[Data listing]
*-*-*
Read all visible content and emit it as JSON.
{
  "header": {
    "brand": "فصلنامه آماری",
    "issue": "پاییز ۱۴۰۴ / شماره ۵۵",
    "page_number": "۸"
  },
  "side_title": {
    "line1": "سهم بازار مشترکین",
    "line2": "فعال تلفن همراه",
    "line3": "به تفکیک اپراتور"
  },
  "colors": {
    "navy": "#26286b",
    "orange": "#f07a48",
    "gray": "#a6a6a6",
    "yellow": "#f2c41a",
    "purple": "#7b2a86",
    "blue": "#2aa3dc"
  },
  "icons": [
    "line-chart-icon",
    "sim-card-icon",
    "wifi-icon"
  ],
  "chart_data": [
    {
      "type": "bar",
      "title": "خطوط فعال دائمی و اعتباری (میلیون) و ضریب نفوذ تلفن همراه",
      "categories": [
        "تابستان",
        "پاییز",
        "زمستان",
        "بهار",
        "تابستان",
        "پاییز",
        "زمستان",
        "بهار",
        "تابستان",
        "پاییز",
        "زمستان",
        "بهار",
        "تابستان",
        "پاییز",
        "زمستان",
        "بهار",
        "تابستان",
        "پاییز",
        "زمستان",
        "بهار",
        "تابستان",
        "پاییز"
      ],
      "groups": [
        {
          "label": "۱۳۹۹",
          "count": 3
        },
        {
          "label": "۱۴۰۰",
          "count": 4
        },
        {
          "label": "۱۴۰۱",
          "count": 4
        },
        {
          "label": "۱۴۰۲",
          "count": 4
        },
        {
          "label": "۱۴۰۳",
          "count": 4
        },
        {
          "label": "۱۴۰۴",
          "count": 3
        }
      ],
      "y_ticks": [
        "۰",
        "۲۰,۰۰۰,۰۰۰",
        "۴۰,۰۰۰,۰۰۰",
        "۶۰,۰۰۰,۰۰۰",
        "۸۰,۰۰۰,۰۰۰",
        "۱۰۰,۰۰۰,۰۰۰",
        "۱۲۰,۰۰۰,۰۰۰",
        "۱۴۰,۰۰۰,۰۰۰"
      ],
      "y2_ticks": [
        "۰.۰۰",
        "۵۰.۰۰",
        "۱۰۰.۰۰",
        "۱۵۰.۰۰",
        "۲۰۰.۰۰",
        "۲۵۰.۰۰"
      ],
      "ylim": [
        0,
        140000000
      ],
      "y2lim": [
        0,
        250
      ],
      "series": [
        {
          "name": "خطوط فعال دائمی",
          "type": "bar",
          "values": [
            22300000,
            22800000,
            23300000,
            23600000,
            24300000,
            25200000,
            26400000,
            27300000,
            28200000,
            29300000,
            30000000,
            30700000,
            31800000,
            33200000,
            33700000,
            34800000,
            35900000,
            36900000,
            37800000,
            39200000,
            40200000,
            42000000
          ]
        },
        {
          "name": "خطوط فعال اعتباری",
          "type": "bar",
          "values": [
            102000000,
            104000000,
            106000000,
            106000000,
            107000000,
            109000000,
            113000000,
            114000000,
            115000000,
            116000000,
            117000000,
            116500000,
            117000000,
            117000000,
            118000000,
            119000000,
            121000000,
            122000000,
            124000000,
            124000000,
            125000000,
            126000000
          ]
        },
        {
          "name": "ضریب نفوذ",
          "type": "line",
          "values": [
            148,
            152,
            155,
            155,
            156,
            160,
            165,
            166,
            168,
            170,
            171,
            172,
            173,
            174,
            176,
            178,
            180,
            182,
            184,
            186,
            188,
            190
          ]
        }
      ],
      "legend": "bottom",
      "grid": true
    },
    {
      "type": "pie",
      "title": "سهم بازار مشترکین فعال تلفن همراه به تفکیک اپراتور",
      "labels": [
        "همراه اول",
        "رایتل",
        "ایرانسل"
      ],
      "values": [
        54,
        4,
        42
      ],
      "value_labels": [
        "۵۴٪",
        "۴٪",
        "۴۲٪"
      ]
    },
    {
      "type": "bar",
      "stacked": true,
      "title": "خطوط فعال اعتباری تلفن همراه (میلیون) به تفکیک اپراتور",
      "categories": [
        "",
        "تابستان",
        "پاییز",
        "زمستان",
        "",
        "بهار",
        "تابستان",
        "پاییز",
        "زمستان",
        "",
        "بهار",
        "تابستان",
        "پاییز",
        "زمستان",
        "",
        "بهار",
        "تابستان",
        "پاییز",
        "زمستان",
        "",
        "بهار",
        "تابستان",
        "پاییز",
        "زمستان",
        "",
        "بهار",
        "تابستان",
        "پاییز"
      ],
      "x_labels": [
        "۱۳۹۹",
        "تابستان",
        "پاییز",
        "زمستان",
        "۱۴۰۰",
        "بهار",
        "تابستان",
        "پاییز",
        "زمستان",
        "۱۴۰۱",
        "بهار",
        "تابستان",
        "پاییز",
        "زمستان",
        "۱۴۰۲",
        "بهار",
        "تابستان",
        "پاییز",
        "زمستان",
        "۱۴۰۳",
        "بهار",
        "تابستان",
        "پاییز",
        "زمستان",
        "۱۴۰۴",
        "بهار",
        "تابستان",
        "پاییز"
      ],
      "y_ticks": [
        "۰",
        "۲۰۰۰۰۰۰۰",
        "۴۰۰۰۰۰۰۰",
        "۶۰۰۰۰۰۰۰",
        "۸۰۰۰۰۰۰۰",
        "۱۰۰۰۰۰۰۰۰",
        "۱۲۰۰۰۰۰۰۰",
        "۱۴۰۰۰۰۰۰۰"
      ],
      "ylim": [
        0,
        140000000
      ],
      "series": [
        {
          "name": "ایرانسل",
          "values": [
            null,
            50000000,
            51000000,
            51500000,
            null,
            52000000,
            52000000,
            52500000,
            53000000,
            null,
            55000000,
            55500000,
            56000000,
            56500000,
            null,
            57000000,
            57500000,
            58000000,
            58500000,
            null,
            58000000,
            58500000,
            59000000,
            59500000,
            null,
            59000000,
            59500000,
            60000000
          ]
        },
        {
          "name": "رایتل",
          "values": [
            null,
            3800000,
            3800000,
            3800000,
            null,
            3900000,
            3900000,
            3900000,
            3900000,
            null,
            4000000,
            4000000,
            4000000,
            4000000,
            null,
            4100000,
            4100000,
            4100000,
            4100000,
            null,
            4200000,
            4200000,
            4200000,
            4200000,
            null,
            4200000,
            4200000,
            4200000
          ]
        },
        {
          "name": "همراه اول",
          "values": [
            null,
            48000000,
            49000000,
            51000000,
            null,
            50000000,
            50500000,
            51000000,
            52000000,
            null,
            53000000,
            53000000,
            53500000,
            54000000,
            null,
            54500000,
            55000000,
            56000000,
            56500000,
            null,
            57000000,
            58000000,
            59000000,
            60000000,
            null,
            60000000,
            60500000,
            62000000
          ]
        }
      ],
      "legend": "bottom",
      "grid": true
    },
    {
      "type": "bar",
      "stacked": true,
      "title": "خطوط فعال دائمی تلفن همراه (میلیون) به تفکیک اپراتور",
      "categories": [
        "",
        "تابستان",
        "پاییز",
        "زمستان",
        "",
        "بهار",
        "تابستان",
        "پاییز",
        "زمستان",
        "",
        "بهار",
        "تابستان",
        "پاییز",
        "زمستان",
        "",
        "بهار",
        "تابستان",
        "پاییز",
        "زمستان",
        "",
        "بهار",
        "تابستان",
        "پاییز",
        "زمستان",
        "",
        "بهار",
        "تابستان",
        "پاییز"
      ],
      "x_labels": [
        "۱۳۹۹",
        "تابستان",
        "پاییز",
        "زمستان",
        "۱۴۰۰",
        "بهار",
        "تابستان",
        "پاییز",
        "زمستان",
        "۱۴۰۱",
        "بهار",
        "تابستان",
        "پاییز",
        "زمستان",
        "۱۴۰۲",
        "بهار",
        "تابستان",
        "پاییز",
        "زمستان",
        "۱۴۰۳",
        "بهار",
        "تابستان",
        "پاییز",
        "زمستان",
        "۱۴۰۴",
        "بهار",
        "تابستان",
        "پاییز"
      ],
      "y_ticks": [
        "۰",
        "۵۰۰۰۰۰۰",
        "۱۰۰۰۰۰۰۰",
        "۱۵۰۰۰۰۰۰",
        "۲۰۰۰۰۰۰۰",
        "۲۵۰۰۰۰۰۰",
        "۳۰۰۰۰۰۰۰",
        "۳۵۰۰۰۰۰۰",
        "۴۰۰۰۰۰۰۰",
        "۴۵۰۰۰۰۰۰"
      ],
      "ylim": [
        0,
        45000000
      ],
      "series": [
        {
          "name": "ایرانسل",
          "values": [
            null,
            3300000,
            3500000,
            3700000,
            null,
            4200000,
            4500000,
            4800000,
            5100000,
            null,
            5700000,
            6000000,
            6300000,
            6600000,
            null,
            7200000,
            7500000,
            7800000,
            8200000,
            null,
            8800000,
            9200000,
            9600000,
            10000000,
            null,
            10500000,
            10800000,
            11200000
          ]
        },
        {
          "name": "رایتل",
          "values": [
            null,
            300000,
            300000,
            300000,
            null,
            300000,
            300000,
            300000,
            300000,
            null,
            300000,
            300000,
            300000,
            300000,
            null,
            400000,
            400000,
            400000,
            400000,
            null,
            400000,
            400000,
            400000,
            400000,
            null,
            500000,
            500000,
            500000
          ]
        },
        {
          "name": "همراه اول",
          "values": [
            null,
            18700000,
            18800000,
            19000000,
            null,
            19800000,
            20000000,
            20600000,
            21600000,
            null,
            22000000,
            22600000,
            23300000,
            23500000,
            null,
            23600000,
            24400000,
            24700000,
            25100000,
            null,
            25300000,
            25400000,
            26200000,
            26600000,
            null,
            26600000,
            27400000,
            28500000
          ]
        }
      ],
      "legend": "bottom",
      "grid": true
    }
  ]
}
*-*-*
→ **Problem to work on**:
Count the lines in the records above that hold the word "خطوط", and give only that number.

→ **Correct response**:
5